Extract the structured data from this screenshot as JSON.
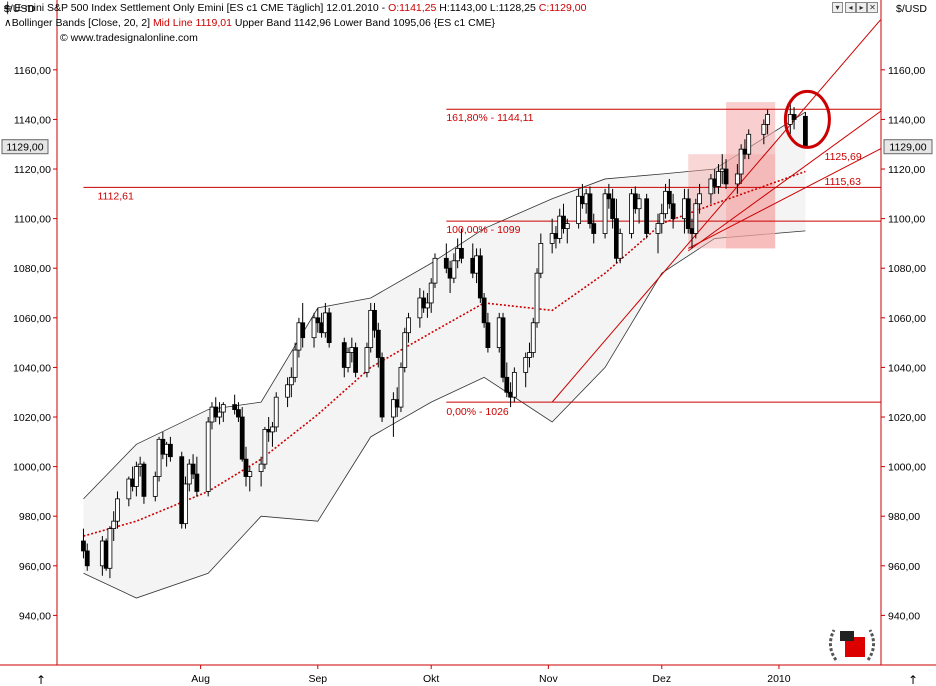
{
  "header": {
    "currency": "$/USD",
    "currency_right": "$/USD",
    "line1_name": "E-mini S&P 500 Index Settlement Only Emini [ES c1 CME  Täglich] 12.01.2010 - ",
    "line1_open": "O:1141,25",
    "line1_mid": " H:1143,00 L:1128,25 ",
    "line1_close": "C:1129,00",
    "line2_name": "Bollinger Bands [Close, 20, 2] ",
    "line2_mid": "Mid Line 1119,01",
    "line2_rest": " Upper Band 1142,96 Lower Band 1095,06 {ES c1 CME}",
    "line3": "© www.tradesignalonline.com"
  },
  "controls": [
    "▾",
    "◂",
    "▸",
    "✕"
  ],
  "last_price_tag": "1129,00",
  "corner_arrow": "↑",
  "colors": {
    "band_fill": "#f4f4f4",
    "band_line": "#333333",
    "midline": "#cc0000",
    "levels": "#cc0000",
    "candle": "#000000",
    "highlight": "#f4a6a6",
    "axis": "#cc0000"
  },
  "chart_data": {
    "type": "candlestick",
    "instrument": "E-mini S&P 500 Index Settlement Only Emini [ES c1 CME  Täglich]",
    "ylim": [
      920,
      1168
    ],
    "y_ticks": [
      "940,00",
      "960,00",
      "980,00",
      "1000,00",
      "1020,00",
      "1040,00",
      "1060,00",
      "1080,00",
      "1100,00",
      "1120,00",
      "1140,00",
      "1160,00"
    ],
    "x_ticks": [
      {
        "label": "Aug",
        "date": "2009-08-01"
      },
      {
        "label": "Sep",
        "date": "2009-09-01"
      },
      {
        "label": "Okt",
        "date": "2009-10-01"
      },
      {
        "label": "Nov",
        "date": "2009-11-01"
      },
      {
        "label": "Dez",
        "date": "2009-12-01"
      },
      {
        "label": "2010",
        "date": "2010-01-01"
      }
    ],
    "price_levels": [
      {
        "label": "161,80% - 1144,11",
        "value": 1144.11,
        "x_from": "2009-10-05"
      },
      {
        "label": "1112,61",
        "value": 1112.61,
        "x_from": "2009-07-01"
      },
      {
        "label": "100,00% - 1099",
        "value": 1099,
        "x_from": "2009-10-05"
      },
      {
        "label": "0,00% - 1026",
        "value": 1026,
        "x_from": "2009-10-05"
      }
    ],
    "trend_lines": [
      {
        "label": "",
        "from": [
          "2009-11-02",
          1026
        ],
        "to": [
          "2010-01-12",
          1152
        ]
      },
      {
        "label": "1125,69",
        "from": [
          "2009-12-08",
          1087
        ],
        "to": [
          "2010-01-12",
          1125.69
        ]
      },
      {
        "label": "1115,63",
        "from": [
          "2009-12-08",
          1088
        ],
        "to": [
          "2010-01-12",
          1115.63
        ]
      }
    ],
    "highlights": [
      {
        "from": "2009-12-08",
        "to": "2009-12-31",
        "low": 1088,
        "high": 1126
      },
      {
        "from": "2009-12-18",
        "to": "2009-12-31",
        "low": 1088,
        "high": 1147
      }
    ],
    "circle_marker": {
      "date": "2010-01-08",
      "value": 1140
    },
    "ohlc": [
      [
        "2009-07-01",
        970,
        975,
        963,
        966
      ],
      [
        "2009-07-02",
        966,
        969,
        958,
        960
      ],
      [
        "2009-07-06",
        960,
        972,
        956,
        970
      ],
      [
        "2009-07-07",
        970,
        971,
        958,
        959
      ],
      [
        "2009-07-08",
        959,
        976,
        955,
        975
      ],
      [
        "2009-07-09",
        975,
        982,
        970,
        978
      ],
      [
        "2009-07-10",
        978,
        990,
        975,
        987
      ],
      [
        "2009-07-13",
        987,
        996,
        984,
        995
      ],
      [
        "2009-07-14",
        995,
        1000,
        990,
        992
      ],
      [
        "2009-07-15",
        992,
        1002,
        988,
        1000
      ],
      [
        "2009-07-16",
        1000,
        1004,
        996,
        1001
      ],
      [
        "2009-07-17",
        1001,
        1002,
        985,
        988
      ],
      [
        "2009-07-20",
        988,
        998,
        986,
        996
      ],
      [
        "2009-07-21",
        996,
        1012,
        994,
        1011
      ],
      [
        "2009-07-22",
        1011,
        1014,
        1003,
        1005
      ],
      [
        "2009-07-23",
        1005,
        1010,
        1000,
        1009
      ],
      [
        "2009-07-24",
        1009,
        1012,
        1002,
        1004
      ],
      [
        "2009-07-27",
        1004,
        1006,
        975,
        977
      ],
      [
        "2009-07-28",
        977,
        996,
        975,
        993
      ],
      [
        "2009-07-29",
        993,
        1003,
        990,
        1001
      ],
      [
        "2009-07-30",
        1001,
        1005,
        995,
        997
      ],
      [
        "2009-07-31",
        997,
        1004,
        988,
        990
      ],
      [
        "2009-08-03",
        990,
        1020,
        988,
        1018
      ],
      [
        "2009-08-04",
        1018,
        1026,
        1015,
        1024
      ],
      [
        "2009-08-05",
        1024,
        1028,
        1018,
        1020
      ],
      [
        "2009-08-06",
        1020,
        1026,
        1017,
        1022
      ],
      [
        "2009-08-07",
        1022,
        1026,
        1018,
        1025
      ],
      [
        "2009-08-10",
        1025,
        1029,
        1021,
        1023
      ],
      [
        "2009-08-11",
        1023,
        1026,
        1018,
        1020
      ],
      [
        "2009-08-12",
        1020,
        1024,
        1002,
        1003
      ],
      [
        "2009-08-13",
        1003,
        1008,
        992,
        996
      ],
      [
        "2009-08-14",
        996,
        1000,
        990,
        998
      ],
      [
        "2009-08-17",
        998,
        1004,
        992,
        1001
      ],
      [
        "2009-08-18",
        1001,
        1016,
        999,
        1015
      ],
      [
        "2009-08-19",
        1015,
        1020,
        1010,
        1014
      ],
      [
        "2009-08-20",
        1014,
        1018,
        1008,
        1016
      ],
      [
        "2009-08-21",
        1016,
        1030,
        1014,
        1028
      ],
      [
        "2009-08-24",
        1028,
        1036,
        1024,
        1033
      ],
      [
        "2009-08-25",
        1033,
        1040,
        1028,
        1036
      ],
      [
        "2009-08-26",
        1036,
        1050,
        1034,
        1047
      ],
      [
        "2009-08-27",
        1047,
        1060,
        1044,
        1058
      ],
      [
        "2009-08-28",
        1058,
        1066,
        1048,
        1052
      ],
      [
        "2009-08-31",
        1052,
        1062,
        1048,
        1060
      ],
      [
        "2009-09-01",
        1060,
        1064,
        1054,
        1058
      ],
      [
        "2009-09-02",
        1058,
        1062,
        1052,
        1054
      ],
      [
        "2009-09-03",
        1054,
        1066,
        1052,
        1062
      ],
      [
        "2009-09-04",
        1062,
        1064,
        1048,
        1050
      ],
      [
        "2009-09-08",
        1050,
        1052,
        1036,
        1040
      ],
      [
        "2009-09-09",
        1040,
        1048,
        1038,
        1046
      ],
      [
        "2009-09-10",
        1046,
        1052,
        1042,
        1048
      ],
      [
        "2009-09-11",
        1048,
        1050,
        1036,
        1038
      ],
      [
        "2009-09-14",
        1038,
        1050,
        1036,
        1048
      ],
      [
        "2009-09-15",
        1048,
        1066,
        1046,
        1063
      ],
      [
        "2009-09-16",
        1063,
        1066,
        1052,
        1055
      ],
      [
        "2009-09-17",
        1055,
        1058,
        1040,
        1044
      ],
      [
        "2009-09-18",
        1044,
        1046,
        1018,
        1020
      ],
      [
        "2009-09-21",
        1020,
        1030,
        1012,
        1027
      ],
      [
        "2009-09-22",
        1027,
        1032,
        1020,
        1024
      ],
      [
        "2009-09-23",
        1024,
        1042,
        1022,
        1040
      ],
      [
        "2009-09-24",
        1040,
        1056,
        1038,
        1054
      ],
      [
        "2009-09-25",
        1054,
        1062,
        1050,
        1060
      ],
      [
        "2009-09-28",
        1060,
        1072,
        1056,
        1068
      ],
      [
        "2009-09-29",
        1068,
        1071,
        1062,
        1064
      ],
      [
        "2009-09-30",
        1064,
        1070,
        1060,
        1066
      ],
      [
        "2009-10-01",
        1066,
        1076,
        1062,
        1074
      ],
      [
        "2009-10-02",
        1074,
        1086,
        1072,
        1084
      ],
      [
        "2009-10-05",
        1084,
        1090,
        1078,
        1080
      ],
      [
        "2009-10-06",
        1080,
        1083,
        1070,
        1076
      ],
      [
        "2009-10-07",
        1076,
        1086,
        1074,
        1083
      ],
      [
        "2009-10-08",
        1083,
        1092,
        1080,
        1088
      ],
      [
        "2009-10-09",
        1088,
        1096,
        1082,
        1084
      ],
      [
        "2009-10-12",
        1084,
        1090,
        1076,
        1078
      ],
      [
        "2009-10-13",
        1078,
        1088,
        1074,
        1085
      ],
      [
        "2009-10-14",
        1085,
        1088,
        1066,
        1068
      ],
      [
        "2009-10-15",
        1068,
        1070,
        1056,
        1058
      ],
      [
        "2009-10-16",
        1058,
        1062,
        1046,
        1048
      ],
      [
        "2009-10-19",
        1048,
        1062,
        1046,
        1060
      ],
      [
        "2009-10-20",
        1060,
        1062,
        1034,
        1036
      ],
      [
        "2009-10-21",
        1036,
        1042,
        1028,
        1030
      ],
      [
        "2009-10-22",
        1030,
        1034,
        1024,
        1028
      ],
      [
        "2009-10-23",
        1028,
        1040,
        1026,
        1038
      ],
      [
        "2009-10-26",
        1038,
        1046,
        1032,
        1044
      ],
      [
        "2009-10-27",
        1044,
        1050,
        1040,
        1046
      ],
      [
        "2009-10-28",
        1046,
        1060,
        1044,
        1058
      ],
      [
        "2009-10-29",
        1058,
        1080,
        1056,
        1078
      ],
      [
        "2009-10-30",
        1078,
        1094,
        1076,
        1090
      ],
      [
        "2009-11-02",
        1090,
        1100,
        1086,
        1094
      ],
      [
        "2009-11-03",
        1094,
        1097,
        1088,
        1092
      ],
      [
        "2009-11-04",
        1092,
        1104,
        1090,
        1101
      ],
      [
        "2009-11-05",
        1101,
        1106,
        1094,
        1096
      ],
      [
        "2009-11-06",
        1096,
        1100,
        1090,
        1098
      ],
      [
        "2009-11-09",
        1098,
        1112,
        1096,
        1109
      ],
      [
        "2009-11-10",
        1109,
        1114,
        1104,
        1106
      ],
      [
        "2009-11-11",
        1106,
        1112,
        1102,
        1110
      ],
      [
        "2009-11-12",
        1110,
        1113,
        1096,
        1098
      ],
      [
        "2009-11-13",
        1098,
        1102,
        1090,
        1094
      ],
      [
        "2009-11-16",
        1094,
        1112,
        1092,
        1110
      ],
      [
        "2009-11-17",
        1110,
        1114,
        1104,
        1108
      ],
      [
        "2009-11-18",
        1108,
        1112,
        1096,
        1100
      ],
      [
        "2009-11-19",
        1100,
        1108,
        1082,
        1084
      ],
      [
        "2009-11-20",
        1084,
        1096,
        1082,
        1094
      ],
      [
        "2009-11-23",
        1094,
        1112,
        1092,
        1110
      ],
      [
        "2009-11-24",
        1110,
        1113,
        1102,
        1104
      ],
      [
        "2009-11-25",
        1104,
        1110,
        1098,
        1108
      ],
      [
        "2009-11-27",
        1108,
        1110,
        1092,
        1094
      ],
      [
        "2009-11-30",
        1094,
        1102,
        1086,
        1098
      ],
      [
        "2009-12-01",
        1098,
        1106,
        1094,
        1102
      ],
      [
        "2009-12-02",
        1102,
        1114,
        1100,
        1111
      ],
      [
        "2009-12-03",
        1111,
        1116,
        1104,
        1106
      ],
      [
        "2009-12-04",
        1106,
        1110,
        1096,
        1100
      ],
      [
        "2009-12-07",
        1100,
        1112,
        1094,
        1108
      ],
      [
        "2009-12-08",
        1108,
        1112,
        1094,
        1096
      ],
      [
        "2009-12-09",
        1096,
        1100,
        1088,
        1094
      ],
      [
        "2009-12-10",
        1094,
        1108,
        1092,
        1106
      ],
      [
        "2009-12-11",
        1106,
        1114,
        1102,
        1110
      ],
      [
        "2009-12-14",
        1110,
        1118,
        1106,
        1116
      ],
      [
        "2009-12-15",
        1116,
        1120,
        1110,
        1113
      ],
      [
        "2009-12-16",
        1113,
        1122,
        1110,
        1119
      ],
      [
        "2009-12-17",
        1119,
        1126,
        1114,
        1120
      ],
      [
        "2009-12-18",
        1120,
        1124,
        1112,
        1114
      ],
      [
        "2009-12-21",
        1114,
        1122,
        1110,
        1118
      ],
      [
        "2009-12-22",
        1118,
        1130,
        1114,
        1128
      ],
      [
        "2009-12-23",
        1128,
        1132,
        1124,
        1126
      ],
      [
        "2009-12-24",
        1126,
        1136,
        1124,
        1134
      ],
      [
        "2009-12-28",
        1134,
        1140,
        1130,
        1138
      ],
      [
        "2009-12-29",
        1138,
        1144,
        1134,
        1142
      ],
      [
        "2010-01-04",
        1138,
        1148,
        1134,
        1142
      ],
      [
        "2010-01-05",
        1142,
        1145,
        1136,
        1140
      ],
      [
        "2010-01-08",
        1141.25,
        1143,
        1128.25,
        1129
      ]
    ],
    "bollinger": [
      [
        "2009-07-01",
        987,
        972,
        957
      ],
      [
        "2009-07-15",
        1009,
        978,
        947
      ],
      [
        "2009-08-03",
        1023,
        990,
        957
      ],
      [
        "2009-08-17",
        1026,
        1003,
        980
      ],
      [
        "2009-09-01",
        1064,
        1021,
        978
      ],
      [
        "2009-09-15",
        1068,
        1040,
        1012
      ],
      [
        "2009-10-01",
        1082,
        1054,
        1026
      ],
      [
        "2009-10-15",
        1096,
        1066,
        1036
      ],
      [
        "2009-11-02",
        1108,
        1063,
        1018
      ],
      [
        "2009-11-16",
        1116,
        1078,
        1040
      ],
      [
        "2009-12-01",
        1118,
        1098,
        1078
      ],
      [
        "2009-12-15",
        1120,
        1106,
        1092
      ],
      [
        "2010-01-08",
        1142.96,
        1119.01,
        1095.06
      ]
    ]
  }
}
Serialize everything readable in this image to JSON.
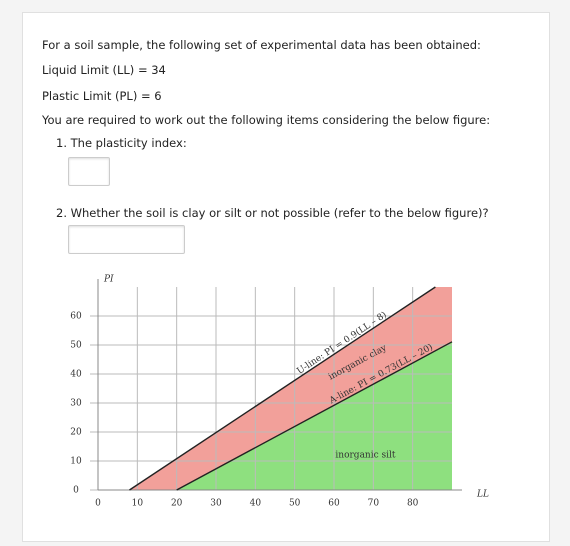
{
  "question": {
    "intro": "For a soil sample, the following set of experimental data has been obtained:",
    "liquid_limit": "Liquid Limit (LL) = 34",
    "plastic_limit": "Plastic Limit (PL) = 6",
    "instruction": "You are required to work out the following items considering the below figure:",
    "item_1": "1. The plasticity index:",
    "item_2": "2. Whether the soil is clay or silt or not possible (refer to the below figure)?"
  },
  "chart_data": {
    "type": "plasticity",
    "x_label": "LL",
    "y_label": "PI",
    "xlim": [
      0,
      90
    ],
    "ylim": [
      0,
      70
    ],
    "xticks": [
      0,
      10,
      20,
      30,
      40,
      50,
      60,
      70,
      80
    ],
    "yticks": [
      0,
      10,
      20,
      30,
      40,
      50,
      60
    ],
    "grid": true,
    "u_line": {
      "label": "U-line: PI = 0.9(LL – 8)",
      "slope": 0.9,
      "offset": 8
    },
    "a_line": {
      "label": "A-line: PI = 0.73(LL – 20)",
      "slope": 0.73,
      "offset": 20
    },
    "regions": [
      "inorganic clay",
      "inorganic silt"
    ]
  }
}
+-------+
What the task asks. Output the line that contains "Serialize everything readable" and every subsequent line through the end of the entries, exactly as given, without pictures.

Output.
Serialize everything readable in this image to JSON.
{
  "question": {
    "intro": "For a soil sample, the following set of experimental data has been obtained:",
    "liquid_limit": "Liquid Limit (LL) = 34",
    "plastic_limit": "Plastic Limit (PL) = 6",
    "instruction": "You are required to work out the following items considering the below figure:",
    "item_1": "1. The plasticity index:",
    "item_2": "2. Whether the soil is clay or silt or not possible (refer to the below figure)?"
  },
  "chart_data": {
    "type": "plasticity",
    "x_label": "LL",
    "y_label": "PI",
    "xlim": [
      0,
      90
    ],
    "ylim": [
      0,
      70
    ],
    "xticks": [
      0,
      10,
      20,
      30,
      40,
      50,
      60,
      70,
      80
    ],
    "yticks": [
      0,
      10,
      20,
      30,
      40,
      50,
      60
    ],
    "grid": true,
    "u_line": {
      "label": "U-line: PI = 0.9(LL – 8)",
      "slope": 0.9,
      "offset": 8
    },
    "a_line": {
      "label": "A-line: PI = 0.73(LL – 20)",
      "slope": 0.73,
      "offset": 20
    },
    "regions": [
      "inorganic clay",
      "inorganic silt"
    ]
  }
}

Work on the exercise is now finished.